Problem to solve — Give the data again, word for word.

-- begin Dataset extract --

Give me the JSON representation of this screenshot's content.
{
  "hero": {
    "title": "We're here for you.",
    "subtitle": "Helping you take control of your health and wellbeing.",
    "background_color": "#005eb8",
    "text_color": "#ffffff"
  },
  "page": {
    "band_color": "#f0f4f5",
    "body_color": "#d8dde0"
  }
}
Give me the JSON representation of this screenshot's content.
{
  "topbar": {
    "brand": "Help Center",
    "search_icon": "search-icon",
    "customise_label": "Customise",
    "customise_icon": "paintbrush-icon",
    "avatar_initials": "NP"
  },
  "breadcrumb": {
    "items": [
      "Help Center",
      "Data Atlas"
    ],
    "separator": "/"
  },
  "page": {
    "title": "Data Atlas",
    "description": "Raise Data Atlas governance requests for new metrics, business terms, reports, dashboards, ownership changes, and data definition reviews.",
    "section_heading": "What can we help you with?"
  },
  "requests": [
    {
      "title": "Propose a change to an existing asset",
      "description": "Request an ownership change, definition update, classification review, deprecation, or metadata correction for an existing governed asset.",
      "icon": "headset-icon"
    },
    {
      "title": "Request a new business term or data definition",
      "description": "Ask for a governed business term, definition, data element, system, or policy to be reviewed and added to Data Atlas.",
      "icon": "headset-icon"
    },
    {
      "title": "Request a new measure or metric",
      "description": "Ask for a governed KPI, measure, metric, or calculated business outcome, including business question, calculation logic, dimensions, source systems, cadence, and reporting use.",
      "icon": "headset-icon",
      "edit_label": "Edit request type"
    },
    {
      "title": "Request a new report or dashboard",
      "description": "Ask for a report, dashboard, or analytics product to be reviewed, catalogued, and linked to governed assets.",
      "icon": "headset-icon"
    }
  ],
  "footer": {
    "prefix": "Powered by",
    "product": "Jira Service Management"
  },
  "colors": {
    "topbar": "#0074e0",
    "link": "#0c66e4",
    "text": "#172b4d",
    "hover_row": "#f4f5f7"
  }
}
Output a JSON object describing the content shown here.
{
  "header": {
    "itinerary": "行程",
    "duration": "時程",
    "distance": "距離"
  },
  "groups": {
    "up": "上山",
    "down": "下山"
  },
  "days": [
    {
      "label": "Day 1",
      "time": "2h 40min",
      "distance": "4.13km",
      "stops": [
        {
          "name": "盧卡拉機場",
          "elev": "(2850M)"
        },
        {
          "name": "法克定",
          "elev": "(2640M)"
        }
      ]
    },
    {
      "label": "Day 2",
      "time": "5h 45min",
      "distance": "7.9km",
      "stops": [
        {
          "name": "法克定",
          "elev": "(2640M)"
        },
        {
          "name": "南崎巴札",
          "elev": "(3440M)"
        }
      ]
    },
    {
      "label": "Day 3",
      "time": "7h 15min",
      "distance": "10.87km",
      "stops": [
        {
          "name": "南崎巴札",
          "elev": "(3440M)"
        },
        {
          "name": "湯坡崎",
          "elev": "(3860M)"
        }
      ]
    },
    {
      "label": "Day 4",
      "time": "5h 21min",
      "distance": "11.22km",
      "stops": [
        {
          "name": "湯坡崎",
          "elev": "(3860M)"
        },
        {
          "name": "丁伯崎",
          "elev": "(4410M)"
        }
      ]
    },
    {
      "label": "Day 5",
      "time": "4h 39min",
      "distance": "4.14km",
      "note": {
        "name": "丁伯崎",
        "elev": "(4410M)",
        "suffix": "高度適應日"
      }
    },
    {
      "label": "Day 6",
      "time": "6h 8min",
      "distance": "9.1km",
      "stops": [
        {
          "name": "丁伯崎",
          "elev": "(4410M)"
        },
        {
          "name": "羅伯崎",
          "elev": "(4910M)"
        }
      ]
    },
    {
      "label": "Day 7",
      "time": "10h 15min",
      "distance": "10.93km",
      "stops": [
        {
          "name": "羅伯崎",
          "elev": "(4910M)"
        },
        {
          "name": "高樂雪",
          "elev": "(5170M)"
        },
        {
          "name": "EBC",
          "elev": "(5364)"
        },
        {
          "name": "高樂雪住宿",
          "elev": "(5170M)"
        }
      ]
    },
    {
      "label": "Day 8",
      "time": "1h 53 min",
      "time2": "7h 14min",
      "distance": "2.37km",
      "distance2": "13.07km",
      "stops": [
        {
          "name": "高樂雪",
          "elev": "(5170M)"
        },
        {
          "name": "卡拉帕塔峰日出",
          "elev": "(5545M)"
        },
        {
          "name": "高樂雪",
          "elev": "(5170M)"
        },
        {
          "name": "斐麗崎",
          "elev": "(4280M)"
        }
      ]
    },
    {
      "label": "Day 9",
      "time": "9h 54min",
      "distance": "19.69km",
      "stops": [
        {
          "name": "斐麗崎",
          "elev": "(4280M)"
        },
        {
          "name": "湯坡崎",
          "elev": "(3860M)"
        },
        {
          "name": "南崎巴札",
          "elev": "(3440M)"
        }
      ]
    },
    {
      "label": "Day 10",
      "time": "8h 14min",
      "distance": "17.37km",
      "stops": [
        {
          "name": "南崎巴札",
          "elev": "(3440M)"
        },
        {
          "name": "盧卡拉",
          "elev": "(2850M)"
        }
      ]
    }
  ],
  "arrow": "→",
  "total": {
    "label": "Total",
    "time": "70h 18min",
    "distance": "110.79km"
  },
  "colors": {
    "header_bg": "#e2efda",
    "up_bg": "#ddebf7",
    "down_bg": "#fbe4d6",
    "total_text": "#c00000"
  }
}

-- end Dataset extract --

Exercise result —
Give me the JSON representation of this screenshot's content.
{
  "hero": {
    "title": "We're here for you.",
    "subtitle": "Helping you take control of your health and wellbeing.",
    "background_color": "#005eb8",
    "text_color": "#ffffff"
  },
  "page": {
    "band_color": "#f0f4f5",
    "body_color": "#d8dde0"
  }
}
Give me the JSON representation of this screenshot's content.
{
  "topbar": {
    "brand": "Help Center",
    "search_icon": "search-icon",
    "customise_label": "Customise",
    "customise_icon": "paintbrush-icon",
    "avatar_initials": "NP"
  },
  "breadcrumb": {
    "items": [
      "Help Center",
      "Data Atlas"
    ],
    "separator": "/"
  },
  "page": {
    "title": "Data Atlas",
    "description": "Raise Data Atlas governance requests for new metrics, business terms, reports, dashboards, ownership changes, and data definition reviews.",
    "section_heading": "What can we help you with?"
  },
  "requests": [
    {
      "title": "Propose a change to an existing asset",
      "description": "Request an ownership change, definition update, classification review, deprecation, or metadata correction for an existing governed asset.",
      "icon": "headset-icon"
    },
    {
      "title": "Request a new business term or data definition",
      "description": "Ask for a governed business term, definition, data element, system, or policy to be reviewed and added to Data Atlas.",
      "icon": "headset-icon"
    },
    {
      "title": "Request a new measure or metric",
      "description": "Ask for a governed KPI, measure, metric, or calculated business outcome, including business question, calculation logic, dimensions, source systems, cadence, and reporting use.",
      "icon": "headset-icon",
      "edit_label": "Edit request type"
    },
    {
      "title": "Request a new report or dashboard",
      "description": "Ask for a report, dashboard, or analytics product to be reviewed, catalogued, and linked to governed assets.",
      "icon": "headset-icon"
    }
  ],
  "footer": {
    "prefix": "Powered by",
    "product": "Jira Service Management"
  },
  "colors": {
    "topbar": "#0074e0",
    "link": "#0c66e4",
    "text": "#172b4d",
    "hover_row": "#f4f5f7"
  }
}
Output a JSON object describing the content shown here.
{
  "header": {
    "itinerary": "行程",
    "duration": "時程",
    "distance": "距離"
  },
  "groups": {
    "up": "上山",
    "down": "下山"
  },
  "days": [
    {
      "label": "Day 1",
      "time": "2h 40min",
      "distance": "4.13km",
      "stops": [
        {
          "name": "盧卡拉機場",
          "elev": "(2850M)"
        },
        {
          "name": "法克定",
          "elev": "(2640M)"
        }
      ]
    },
    {
      "label": "Day 2",
      "time": "5h 45min",
      "distance": "7.9km",
      "stops": [
        {
          "name": "法克定",
          "elev": "(2640M)"
        },
        {
          "name": "南崎巴札",
          "elev": "(3440M)"
        }
      ]
    },
    {
      "label": "Day 3",
      "time": "7h 15min",
      "distance": "10.87km",
      "stops": [
        {
          "name": "南崎巴札",
          "elev": "(3440M)"
        },
        {
          "name": "湯坡崎",
          "elev": "(3860M)"
        }
      ]
    },
    {
      "label": "Day 4",
      "time": "5h 21min",
      "distance": "11.22km",
      "stops": [
        {
          "name": "湯坡崎",
          "elev": "(3860M)"
        },
        {
          "name": "丁伯崎",
          "elev": "(4410M)"
        }
      ]
    },
    {
      "label": "Day 5",
      "time": "4h 39min",
      "distance": "4.14km",
      "note": {
        "name": "丁伯崎",
        "elev": "(4410M)",
        "suffix": "高度適應日"
      }
    },
    {
      "label": "Day 6",
      "time": "6h 8min",
      "distance": "9.1km",
      "stops": [
        {
          "name": "丁伯崎",
          "elev": "(4410M)"
        },
        {
          "name": "羅伯崎",
          "elev": "(4910M)"
        }
      ]
    },
    {
      "label": "Day 7",
      "time": "10h 15min",
      "distance": "10.93km",
      "stops": [
        {
          "name": "羅伯崎",
          "elev": "(4910M)"
        },
        {
          "name": "高樂雪",
          "elev": "(5170M)"
        },
        {
          "name": "EBC",
          "elev": "(5364)"
        },
        {
          "name": "高樂雪住宿",
          "elev": "(5170M)"
        }
      ]
    },
    {
      "label": "Day 8",
      "time": "1h 53 min",
      "time2": "7h 14min",
      "distance": "2.37km",
      "distance2": "13.07km",
      "stops": [
        {
          "name": "高樂雪",
          "elev": "(5170M)"
        },
        {
          "name": "卡拉帕塔峰日出",
          "elev": "(5545M)"
        },
        {
          "name": "高樂雪",
          "elev": "(5170M)"
        },
        {
          "name": "斐麗崎",
          "elev": "(4280M)"
        }
      ]
    },
    {
      "label": "Day 9",
      "time": "9h 54min",
      "distance": "19.69km",
      "stops": [
        {
          "name": "斐麗崎",
          "elev": "(4280M)"
        },
        {
          "name": "湯坡崎",
          "elev": "(3860M)"
        },
        {
          "name": "南崎巴札",
          "elev": "(3440M)"
        }
      ]
    },
    {
      "label": "Day 10",
      "time": "8h 14min",
      "distance": "17.37km",
      "stops": [
        {
          "name": "南崎巴札",
          "elev": "(3440M)"
        },
        {
          "name": "盧卡拉",
          "elev": "(2850M)"
        }
      ]
    }
  ],
  "arrow": "→",
  "total": {
    "label": "Total",
    "time": "70h 18min",
    "distance": "110.79km"
  },
  "colors": {
    "header_bg": "#e2efda",
    "up_bg": "#ddebf7",
    "down_bg": "#fbe4d6",
    "total_text": "#c00000"
  }
}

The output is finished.